REQUIRED WORK: Restate each of the lines below word for word and drop every picture.

MATERIALS PROVIDED:
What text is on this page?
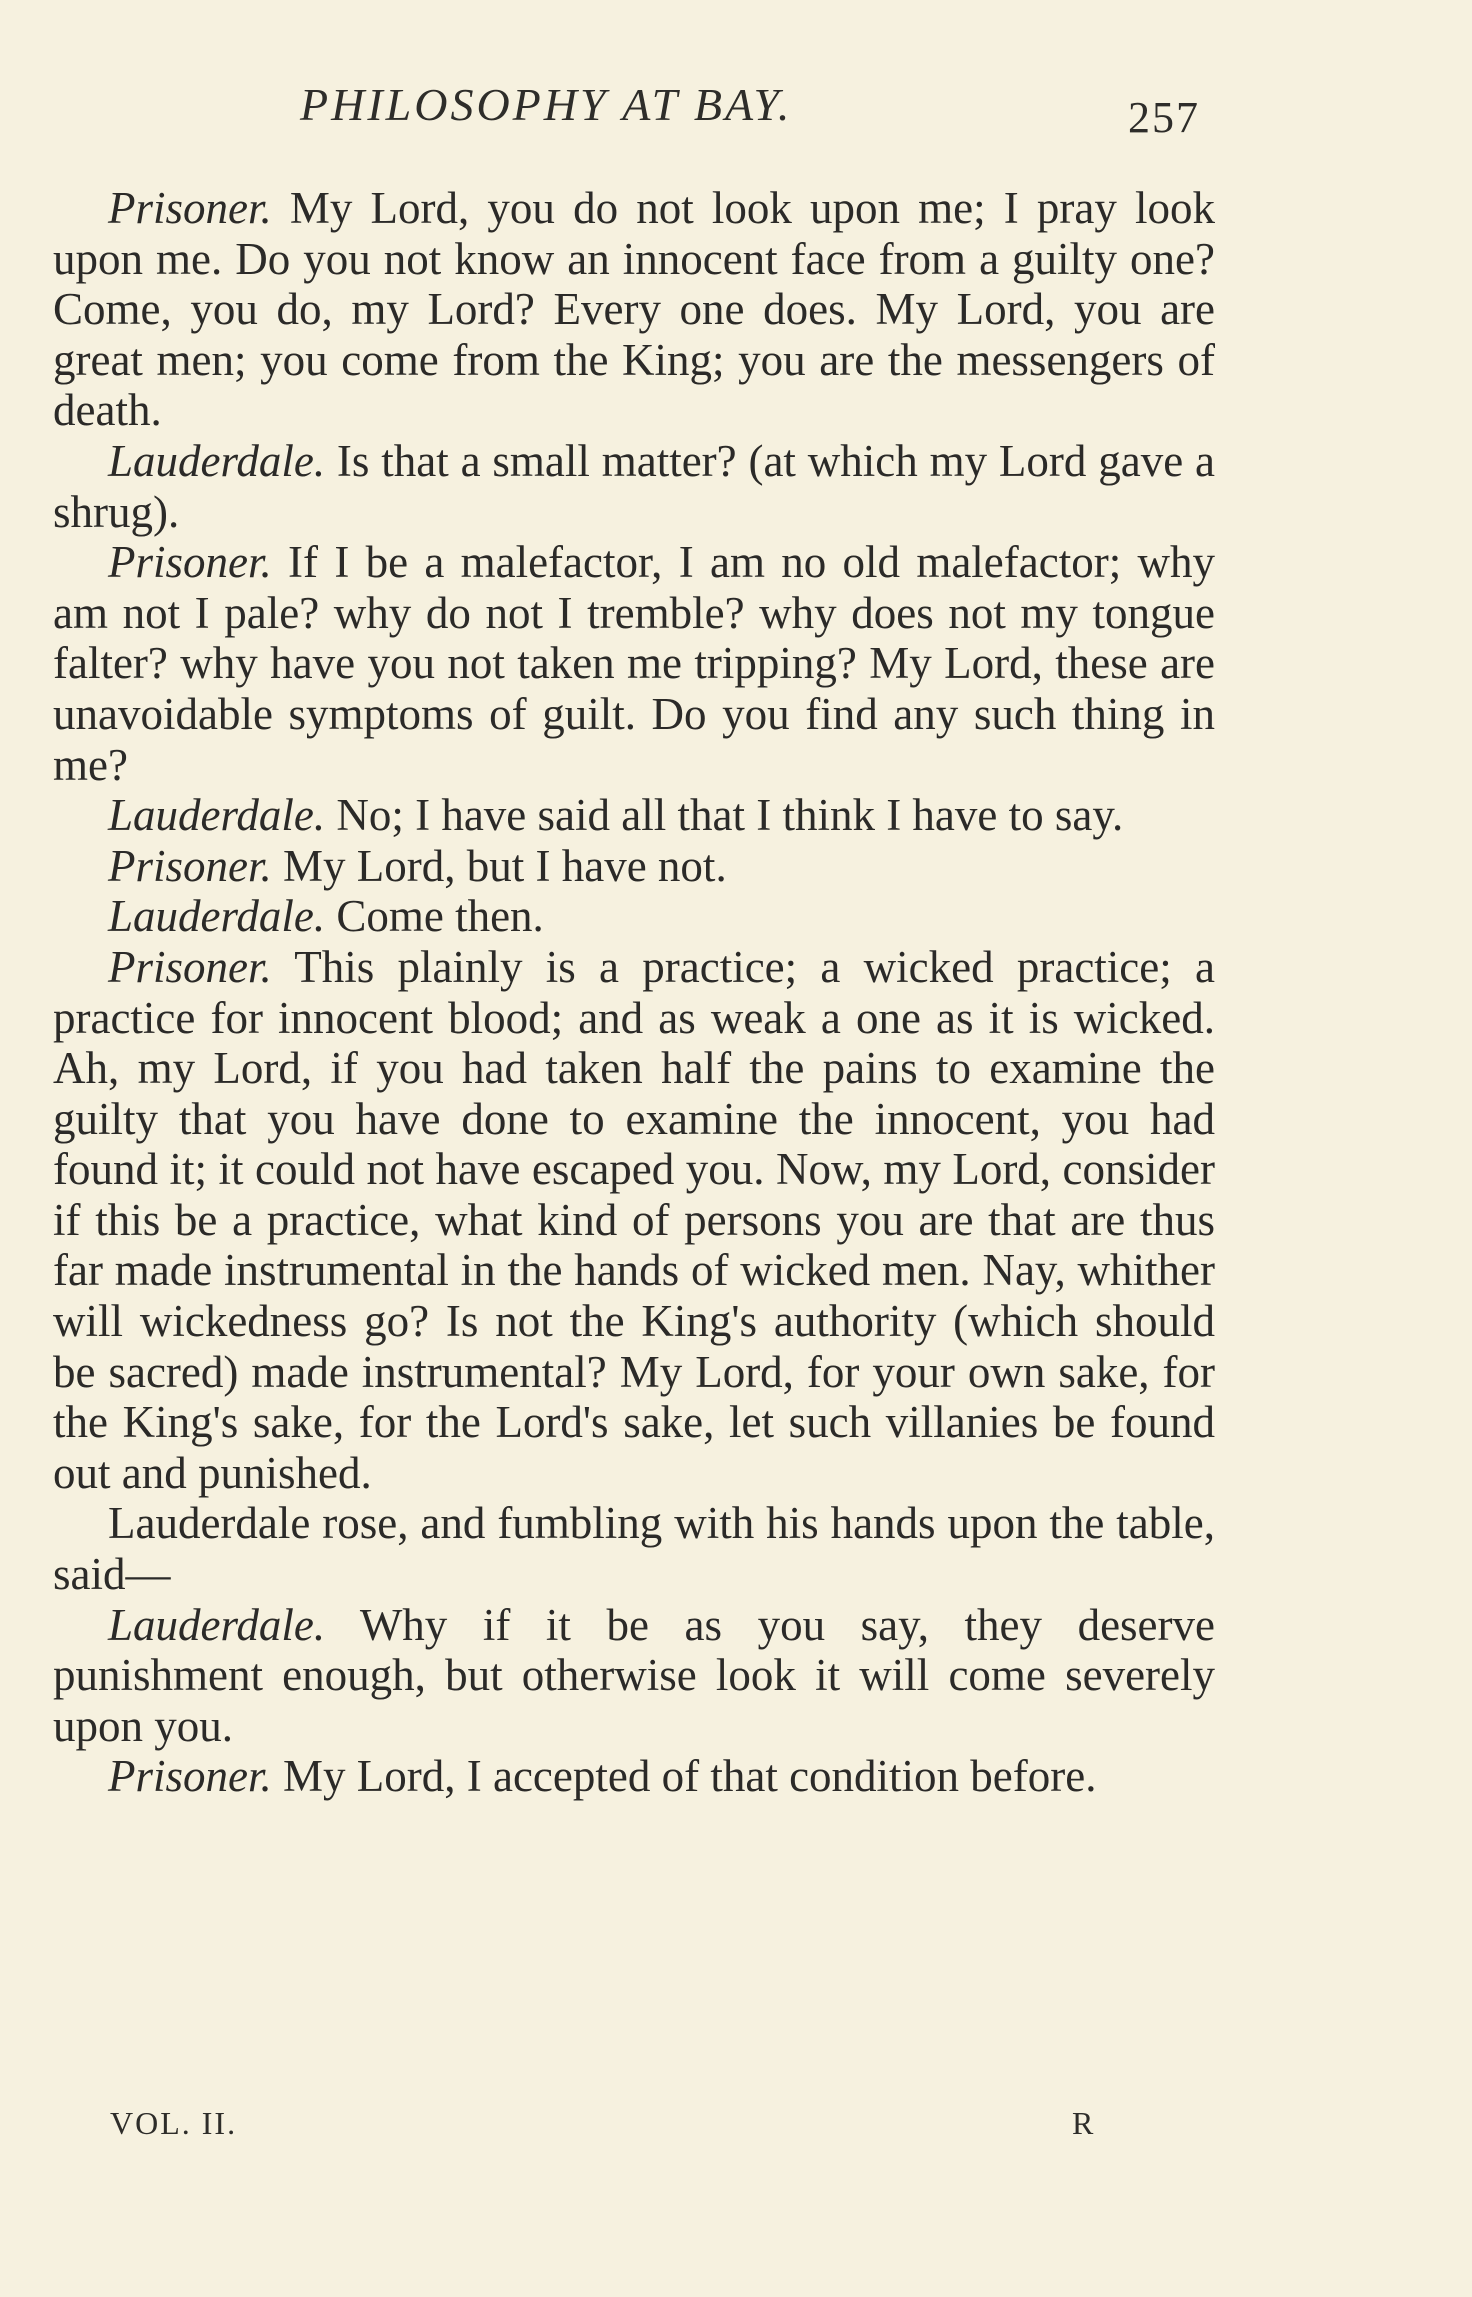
PHILOSOPHY AT BAY.	257

Prisoner. My Lord, you do not look upon me; I pray look upon me. Do you not know an innocent face from a guilty one? Come, you do, my Lord? Every one does. My Lord, you are great men; you come from the King; you are the messengers of death.

Lauderdale. Is that a small matter? (at which my Lord gave a shrug).

Prisoner. If I be a malefactor, I am no old malefactor; why am not I pale? why do not I tremble? why does not my tongue falter? why have you not taken me tripping? My Lord, these are unavoidable symptoms of guilt. Do you find any such thing in me?

Lauderdale. No; I have said all that I think I have to say.

Prisoner. My Lord, but I have not.

Lauderdale. Come then.

Prisoner. This plainly is a practice; a wicked practice; a practice for innocent blood; and as weak a one as it is wicked. Ah, my Lord, if you had taken half the pains to examine the guilty that you have done to examine the innocent, you had found it; it could not have escaped you. Now, my Lord, consider if this be a practice, what kind of persons you are that are thus far made instrumental in the hands of wicked men. Nay, whither will wickedness go? Is not the King's authority (which should be sacred) made instrumental? My Lord, for your own sake, for the King's sake, for the Lord's sake, let such villanies be found out and punished.

Lauderdale rose, and fumbling with his hands upon the table, said—

Lauderdale. Why if it be as you say, they deserve punishment enough, but otherwise look it will come severely upon you.

Prisoner. My Lord, I accepted of that condition before.

VOL. II.	R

COMPLETE OUTPUT:
What text is on this page?
PHILOSOPHY AT BAY.	257

Prisoner. My Lord, you do not look upon me; I pray look upon me. Do you not know an innocent face from a guilty one? Come, you do, my Lord? Every one does. My Lord, you are great men; you come from the King; you are the messengers of death.

Lauderdale. Is that a small matter? (at which my Lord gave a shrug).

Prisoner. If I be a malefactor, I am no old malefactor; why am not I pale? why do not I tremble? why does not my tongue falter? why have you not taken me tripping? My Lord, these are unavoidable symptoms of guilt. Do you find any such thing in me?

Lauderdale. No; I have said all that I think I have to say.

Prisoner. My Lord, but I have not.

Lauderdale. Come then.

Prisoner. This plainly is a practice; a wicked practice; a practice for innocent blood; and as weak a one as it is wicked. Ah, my Lord, if you had taken half the pains to examine the guilty that you have done to examine the innocent, you had found it; it could not have escaped you. Now, my Lord, consider if this be a practice, what kind of persons you are that are thus far made instrumental in the hands of wicked men. Nay, whither will wickedness go? Is not the King's authority (which should be sacred) made instrumental? My Lord, for your own sake, for the King's sake, for the Lord's sake, let such villanies be found out and punished.

Lauderdale rose, and fumbling with his hands upon the table, said—

Lauderdale. Why if it be as you say, they deserve punishment enough, but otherwise look it will come severely upon you.

Prisoner. My Lord, I accepted of that condition before.

VOL. II.	R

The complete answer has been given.